● Given exercise
Transcribe the lines below verbatim, skipping the images.

## START

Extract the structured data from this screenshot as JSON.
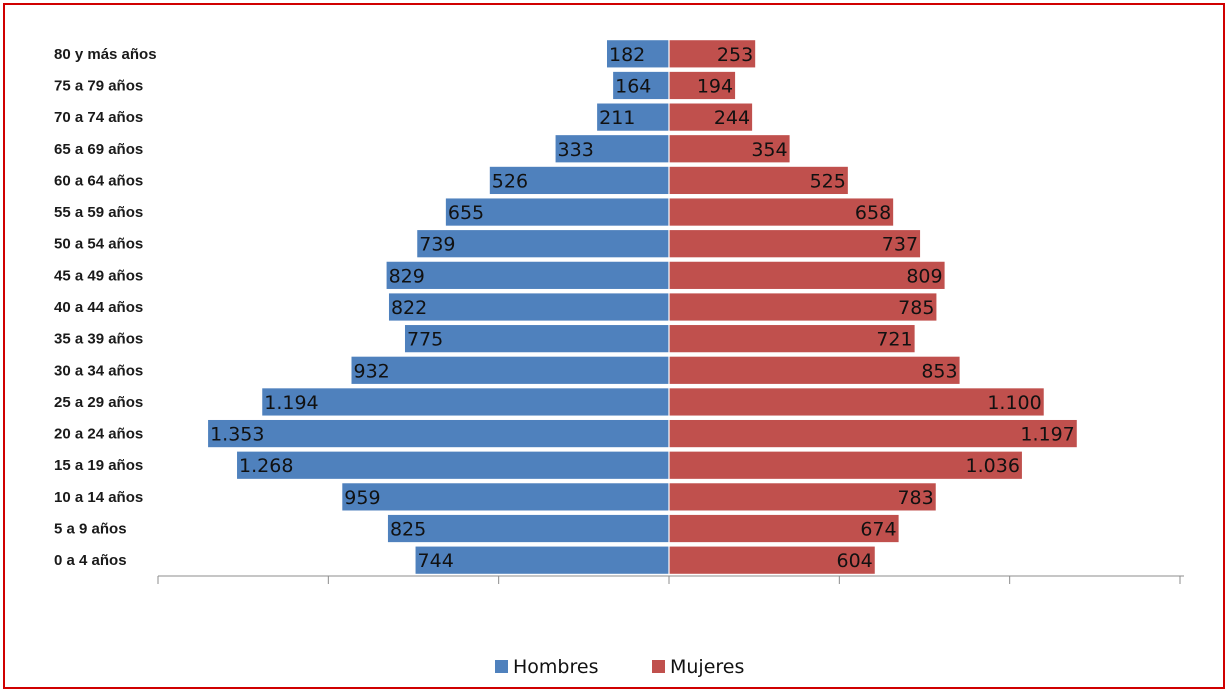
{
  "chart_data": {
    "type": "bar",
    "orientation": "horizontal",
    "layout": "population-pyramid",
    "categories": [
      "80 y más años",
      "75 a 79 años",
      "70 a 74 años",
      "65 a 69 años",
      "60 a 64 años",
      "55 a 59 años",
      "50 a 54 años",
      "45 a 49 años",
      "40 a 44 años",
      "35 a 39 años",
      "30 a 34 años",
      "25 a 29 años",
      "20 a 24 años",
      "15 a 19 años",
      "10 a 14 años",
      "5 a 9 años",
      "0 a 4 años"
    ],
    "series": [
      {
        "name": "Hombres",
        "color": "#4f81bd",
        "values": [
          182,
          164,
          211,
          333,
          526,
          655,
          739,
          829,
          822,
          775,
          932,
          1194,
          1353,
          1268,
          959,
          825,
          744
        ],
        "labels": [
          "182",
          "164",
          "211",
          "333",
          "526",
          "655",
          "739",
          "829",
          "822",
          "775",
          "932",
          "1.194",
          "1.353",
          "1.268",
          "959",
          "825",
          "744"
        ]
      },
      {
        "name": "Mujeres",
        "color": "#c0504d",
        "values": [
          253,
          194,
          244,
          354,
          525,
          658,
          737,
          809,
          785,
          721,
          853,
          1100,
          1197,
          1036,
          783,
          674,
          604
        ],
        "labels": [
          "253",
          "194",
          "244",
          "354",
          "525",
          "658",
          "737",
          "809",
          "785",
          "721",
          "853",
          "1.100",
          "1.197",
          "1.036",
          "783",
          "674",
          "604"
        ]
      }
    ],
    "xlim": [
      -1500,
      1500
    ],
    "grid": false,
    "legend": "bottom",
    "title": "",
    "xlabel": "",
    "ylabel": ""
  },
  "colors": {
    "frame_border": "#d00000",
    "axis": "#8c8c8c"
  }
}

## END

● Solution for this task
Extract the structured data from this screenshot as JSON.
{
  "chart_data": {
    "type": "bar",
    "orientation": "horizontal",
    "layout": "population-pyramid",
    "categories": [
      "80 y más años",
      "75 a 79 años",
      "70 a 74 años",
      "65 a 69 años",
      "60 a 64 años",
      "55 a 59 años",
      "50 a 54 años",
      "45 a 49 años",
      "40 a 44 años",
      "35 a 39 años",
      "30 a 34 años",
      "25 a 29 años",
      "20 a 24 años",
      "15 a 19 años",
      "10 a 14 años",
      "5 a 9 años",
      "0 a 4 años"
    ],
    "series": [
      {
        "name": "Hombres",
        "color": "#4f81bd",
        "values": [
          182,
          164,
          211,
          333,
          526,
          655,
          739,
          829,
          822,
          775,
          932,
          1194,
          1353,
          1268,
          959,
          825,
          744
        ],
        "labels": [
          "182",
          "164",
          "211",
          "333",
          "526",
          "655",
          "739",
          "829",
          "822",
          "775",
          "932",
          "1.194",
          "1.353",
          "1.268",
          "959",
          "825",
          "744"
        ]
      },
      {
        "name": "Mujeres",
        "color": "#c0504d",
        "values": [
          253,
          194,
          244,
          354,
          525,
          658,
          737,
          809,
          785,
          721,
          853,
          1100,
          1197,
          1036,
          783,
          674,
          604
        ],
        "labels": [
          "253",
          "194",
          "244",
          "354",
          "525",
          "658",
          "737",
          "809",
          "785",
          "721",
          "853",
          "1.100",
          "1.197",
          "1.036",
          "783",
          "674",
          "604"
        ]
      }
    ],
    "xlim": [
      -1500,
      1500
    ],
    "grid": false,
    "legend": "bottom",
    "title": "",
    "xlabel": "",
    "ylabel": ""
  },
  "colors": {
    "frame_border": "#d00000",
    "axis": "#8c8c8c"
  }
}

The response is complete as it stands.